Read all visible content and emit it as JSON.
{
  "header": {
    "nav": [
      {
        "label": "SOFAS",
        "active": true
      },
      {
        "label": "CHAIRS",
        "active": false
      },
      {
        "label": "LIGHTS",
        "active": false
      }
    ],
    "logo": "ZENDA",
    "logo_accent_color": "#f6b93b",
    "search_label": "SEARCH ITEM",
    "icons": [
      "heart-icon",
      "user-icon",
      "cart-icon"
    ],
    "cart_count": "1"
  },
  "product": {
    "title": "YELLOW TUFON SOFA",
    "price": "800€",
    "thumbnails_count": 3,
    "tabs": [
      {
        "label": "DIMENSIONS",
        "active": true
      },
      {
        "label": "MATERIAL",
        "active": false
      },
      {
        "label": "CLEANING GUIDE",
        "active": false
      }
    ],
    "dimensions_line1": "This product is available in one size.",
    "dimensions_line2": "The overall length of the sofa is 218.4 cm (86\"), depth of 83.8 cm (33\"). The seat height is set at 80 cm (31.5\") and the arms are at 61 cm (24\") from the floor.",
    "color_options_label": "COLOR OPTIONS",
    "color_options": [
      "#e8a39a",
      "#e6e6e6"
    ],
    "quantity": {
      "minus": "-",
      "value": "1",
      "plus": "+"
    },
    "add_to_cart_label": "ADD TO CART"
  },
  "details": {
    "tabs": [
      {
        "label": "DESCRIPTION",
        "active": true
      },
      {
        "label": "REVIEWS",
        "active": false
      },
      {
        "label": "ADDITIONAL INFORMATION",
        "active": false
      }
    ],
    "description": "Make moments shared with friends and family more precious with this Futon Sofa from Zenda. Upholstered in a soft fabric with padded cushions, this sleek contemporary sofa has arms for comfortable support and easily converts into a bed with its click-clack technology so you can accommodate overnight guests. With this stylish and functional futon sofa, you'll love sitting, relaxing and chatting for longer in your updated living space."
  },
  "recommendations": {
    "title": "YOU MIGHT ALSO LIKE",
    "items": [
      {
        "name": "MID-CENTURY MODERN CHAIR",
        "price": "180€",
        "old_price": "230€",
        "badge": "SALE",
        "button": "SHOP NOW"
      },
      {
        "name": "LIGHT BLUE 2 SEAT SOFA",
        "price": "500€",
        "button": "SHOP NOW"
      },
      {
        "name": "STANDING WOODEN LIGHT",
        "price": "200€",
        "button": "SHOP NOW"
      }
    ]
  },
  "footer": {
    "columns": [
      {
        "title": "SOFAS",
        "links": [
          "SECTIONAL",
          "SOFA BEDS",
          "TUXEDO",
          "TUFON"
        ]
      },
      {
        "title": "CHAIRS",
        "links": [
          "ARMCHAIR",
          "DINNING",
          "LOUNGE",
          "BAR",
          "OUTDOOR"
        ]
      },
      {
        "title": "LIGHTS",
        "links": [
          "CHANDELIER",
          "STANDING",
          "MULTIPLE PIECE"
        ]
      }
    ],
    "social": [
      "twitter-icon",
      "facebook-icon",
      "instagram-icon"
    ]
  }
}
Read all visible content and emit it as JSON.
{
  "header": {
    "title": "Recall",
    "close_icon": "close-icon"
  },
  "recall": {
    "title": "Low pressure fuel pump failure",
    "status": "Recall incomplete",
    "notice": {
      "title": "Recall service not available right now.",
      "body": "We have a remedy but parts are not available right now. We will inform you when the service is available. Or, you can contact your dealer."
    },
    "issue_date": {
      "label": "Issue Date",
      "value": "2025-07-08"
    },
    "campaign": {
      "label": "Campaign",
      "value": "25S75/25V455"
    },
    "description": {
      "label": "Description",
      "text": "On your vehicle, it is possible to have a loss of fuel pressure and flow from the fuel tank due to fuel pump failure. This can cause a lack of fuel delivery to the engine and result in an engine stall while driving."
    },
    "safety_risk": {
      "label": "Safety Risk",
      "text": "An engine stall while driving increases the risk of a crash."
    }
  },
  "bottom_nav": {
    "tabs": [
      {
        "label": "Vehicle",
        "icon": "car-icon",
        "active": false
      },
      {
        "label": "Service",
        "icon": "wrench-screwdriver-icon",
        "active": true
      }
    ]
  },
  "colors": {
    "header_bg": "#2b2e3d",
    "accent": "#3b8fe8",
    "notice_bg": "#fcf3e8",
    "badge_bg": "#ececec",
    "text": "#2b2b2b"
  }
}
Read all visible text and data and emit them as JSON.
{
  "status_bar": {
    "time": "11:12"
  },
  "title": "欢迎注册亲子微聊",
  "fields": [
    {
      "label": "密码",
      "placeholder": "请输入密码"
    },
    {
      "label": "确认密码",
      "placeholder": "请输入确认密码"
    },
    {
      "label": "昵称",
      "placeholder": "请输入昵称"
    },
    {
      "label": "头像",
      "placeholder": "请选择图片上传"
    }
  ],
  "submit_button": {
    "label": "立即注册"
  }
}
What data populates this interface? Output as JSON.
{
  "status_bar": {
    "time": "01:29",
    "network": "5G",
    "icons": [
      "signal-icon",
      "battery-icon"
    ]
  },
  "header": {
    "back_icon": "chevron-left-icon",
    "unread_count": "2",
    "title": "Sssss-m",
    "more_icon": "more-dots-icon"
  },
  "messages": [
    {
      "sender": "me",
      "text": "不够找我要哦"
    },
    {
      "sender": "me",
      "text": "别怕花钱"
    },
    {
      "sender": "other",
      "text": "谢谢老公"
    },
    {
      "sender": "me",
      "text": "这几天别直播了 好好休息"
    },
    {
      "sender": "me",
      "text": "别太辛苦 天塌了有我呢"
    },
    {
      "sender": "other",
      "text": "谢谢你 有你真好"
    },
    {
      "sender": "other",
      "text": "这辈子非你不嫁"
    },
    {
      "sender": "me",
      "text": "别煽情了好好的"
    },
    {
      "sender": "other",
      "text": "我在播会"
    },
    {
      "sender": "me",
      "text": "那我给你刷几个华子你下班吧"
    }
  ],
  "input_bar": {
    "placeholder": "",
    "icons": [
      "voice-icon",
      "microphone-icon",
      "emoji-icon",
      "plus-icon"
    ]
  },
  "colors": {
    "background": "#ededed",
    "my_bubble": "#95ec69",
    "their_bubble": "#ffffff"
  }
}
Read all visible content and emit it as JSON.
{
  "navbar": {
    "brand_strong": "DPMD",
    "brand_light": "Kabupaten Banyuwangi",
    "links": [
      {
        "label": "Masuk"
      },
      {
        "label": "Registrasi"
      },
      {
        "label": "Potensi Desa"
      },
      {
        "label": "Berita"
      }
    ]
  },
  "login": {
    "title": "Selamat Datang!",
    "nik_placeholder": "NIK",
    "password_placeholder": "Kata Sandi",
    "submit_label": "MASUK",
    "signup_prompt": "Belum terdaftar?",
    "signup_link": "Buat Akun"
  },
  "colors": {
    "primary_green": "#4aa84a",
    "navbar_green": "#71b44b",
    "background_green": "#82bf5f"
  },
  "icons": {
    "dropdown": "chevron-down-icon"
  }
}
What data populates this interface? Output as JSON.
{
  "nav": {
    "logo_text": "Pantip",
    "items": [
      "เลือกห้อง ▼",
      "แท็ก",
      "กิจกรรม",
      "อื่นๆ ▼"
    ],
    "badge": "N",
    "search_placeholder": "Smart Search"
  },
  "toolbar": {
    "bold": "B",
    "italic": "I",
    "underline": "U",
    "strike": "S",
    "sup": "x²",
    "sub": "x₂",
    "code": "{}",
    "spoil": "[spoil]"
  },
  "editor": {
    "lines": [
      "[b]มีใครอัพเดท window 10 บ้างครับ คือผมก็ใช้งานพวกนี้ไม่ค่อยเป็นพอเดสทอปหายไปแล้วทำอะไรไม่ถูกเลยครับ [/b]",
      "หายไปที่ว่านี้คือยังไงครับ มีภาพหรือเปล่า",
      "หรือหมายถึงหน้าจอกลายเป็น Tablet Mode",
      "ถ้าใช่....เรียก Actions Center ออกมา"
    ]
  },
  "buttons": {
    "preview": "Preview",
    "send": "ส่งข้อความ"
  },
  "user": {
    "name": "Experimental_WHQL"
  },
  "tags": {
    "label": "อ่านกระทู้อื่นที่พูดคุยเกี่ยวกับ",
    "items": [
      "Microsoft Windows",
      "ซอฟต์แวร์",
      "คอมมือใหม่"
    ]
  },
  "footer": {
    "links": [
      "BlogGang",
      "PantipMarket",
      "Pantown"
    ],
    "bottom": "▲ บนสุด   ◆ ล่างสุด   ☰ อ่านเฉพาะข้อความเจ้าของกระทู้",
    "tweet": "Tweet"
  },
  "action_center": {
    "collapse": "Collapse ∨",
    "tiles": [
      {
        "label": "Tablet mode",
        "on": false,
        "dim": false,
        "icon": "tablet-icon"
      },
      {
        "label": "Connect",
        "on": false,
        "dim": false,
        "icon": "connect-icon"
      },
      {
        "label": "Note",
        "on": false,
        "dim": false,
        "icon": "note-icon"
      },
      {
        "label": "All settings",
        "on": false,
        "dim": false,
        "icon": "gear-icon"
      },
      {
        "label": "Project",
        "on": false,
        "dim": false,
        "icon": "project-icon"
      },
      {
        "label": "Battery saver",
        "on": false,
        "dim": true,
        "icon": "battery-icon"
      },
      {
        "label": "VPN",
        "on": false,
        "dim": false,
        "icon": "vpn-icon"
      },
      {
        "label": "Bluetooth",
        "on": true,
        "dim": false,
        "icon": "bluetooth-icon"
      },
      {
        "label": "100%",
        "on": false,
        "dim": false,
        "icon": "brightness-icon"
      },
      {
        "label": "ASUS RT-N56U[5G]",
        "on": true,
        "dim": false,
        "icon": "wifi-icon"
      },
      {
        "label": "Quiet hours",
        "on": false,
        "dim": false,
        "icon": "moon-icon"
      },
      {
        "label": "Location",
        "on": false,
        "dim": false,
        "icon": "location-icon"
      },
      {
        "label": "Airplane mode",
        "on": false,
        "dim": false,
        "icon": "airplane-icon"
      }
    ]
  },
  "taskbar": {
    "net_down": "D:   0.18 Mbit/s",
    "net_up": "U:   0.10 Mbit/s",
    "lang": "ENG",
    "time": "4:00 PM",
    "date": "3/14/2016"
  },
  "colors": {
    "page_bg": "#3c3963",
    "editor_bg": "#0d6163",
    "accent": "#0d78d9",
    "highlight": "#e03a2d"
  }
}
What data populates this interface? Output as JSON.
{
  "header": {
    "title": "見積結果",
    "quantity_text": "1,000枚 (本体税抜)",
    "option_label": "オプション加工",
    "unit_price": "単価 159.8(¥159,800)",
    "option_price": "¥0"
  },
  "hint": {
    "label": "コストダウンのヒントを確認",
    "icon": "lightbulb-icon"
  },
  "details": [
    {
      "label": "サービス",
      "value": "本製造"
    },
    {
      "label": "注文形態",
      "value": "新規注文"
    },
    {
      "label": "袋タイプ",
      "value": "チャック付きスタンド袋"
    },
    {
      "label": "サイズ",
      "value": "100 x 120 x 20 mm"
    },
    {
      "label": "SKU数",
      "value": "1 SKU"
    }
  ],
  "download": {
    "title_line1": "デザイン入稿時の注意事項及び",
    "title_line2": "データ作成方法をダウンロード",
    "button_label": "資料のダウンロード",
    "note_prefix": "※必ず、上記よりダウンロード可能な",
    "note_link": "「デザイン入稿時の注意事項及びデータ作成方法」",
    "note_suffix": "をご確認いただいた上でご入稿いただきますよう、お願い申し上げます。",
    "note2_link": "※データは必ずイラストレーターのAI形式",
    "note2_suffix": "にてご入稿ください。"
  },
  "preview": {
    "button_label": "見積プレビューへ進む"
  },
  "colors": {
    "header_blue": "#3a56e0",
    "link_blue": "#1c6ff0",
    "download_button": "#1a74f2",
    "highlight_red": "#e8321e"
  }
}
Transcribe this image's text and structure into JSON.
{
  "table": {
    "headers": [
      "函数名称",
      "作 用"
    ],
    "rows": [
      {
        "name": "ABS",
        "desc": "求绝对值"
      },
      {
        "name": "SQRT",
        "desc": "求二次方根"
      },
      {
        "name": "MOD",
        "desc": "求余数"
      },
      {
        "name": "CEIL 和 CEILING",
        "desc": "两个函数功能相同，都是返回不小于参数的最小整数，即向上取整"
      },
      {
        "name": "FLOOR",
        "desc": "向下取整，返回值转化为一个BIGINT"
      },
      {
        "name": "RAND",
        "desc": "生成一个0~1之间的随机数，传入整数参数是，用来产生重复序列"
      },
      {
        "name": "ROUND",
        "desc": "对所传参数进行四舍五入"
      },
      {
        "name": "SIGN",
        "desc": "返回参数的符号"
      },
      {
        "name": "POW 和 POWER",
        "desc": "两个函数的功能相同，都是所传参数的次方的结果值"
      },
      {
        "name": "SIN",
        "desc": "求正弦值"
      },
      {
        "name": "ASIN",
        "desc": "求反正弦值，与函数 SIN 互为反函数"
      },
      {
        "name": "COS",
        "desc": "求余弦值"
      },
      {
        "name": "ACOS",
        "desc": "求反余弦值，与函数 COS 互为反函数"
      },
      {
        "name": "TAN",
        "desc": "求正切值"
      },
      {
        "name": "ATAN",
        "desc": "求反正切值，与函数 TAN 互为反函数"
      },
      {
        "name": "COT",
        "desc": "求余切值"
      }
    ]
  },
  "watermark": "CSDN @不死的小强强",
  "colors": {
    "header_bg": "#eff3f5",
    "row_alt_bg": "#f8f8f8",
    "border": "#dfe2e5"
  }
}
..............................
**EXERCISE GOAL:**
Gather each line of the listing containing the word "engine" and show it.

**ANSWER:**
      "text": "On your vehicle, it is possible to have a loss of fuel pressure and flow from the fuel tank due to fuel pump failure. This can cause a lack of fuel delivery to the engine and result in an engine stall while driving."
      "text": "An engine stall while driving increases the risk of a crash."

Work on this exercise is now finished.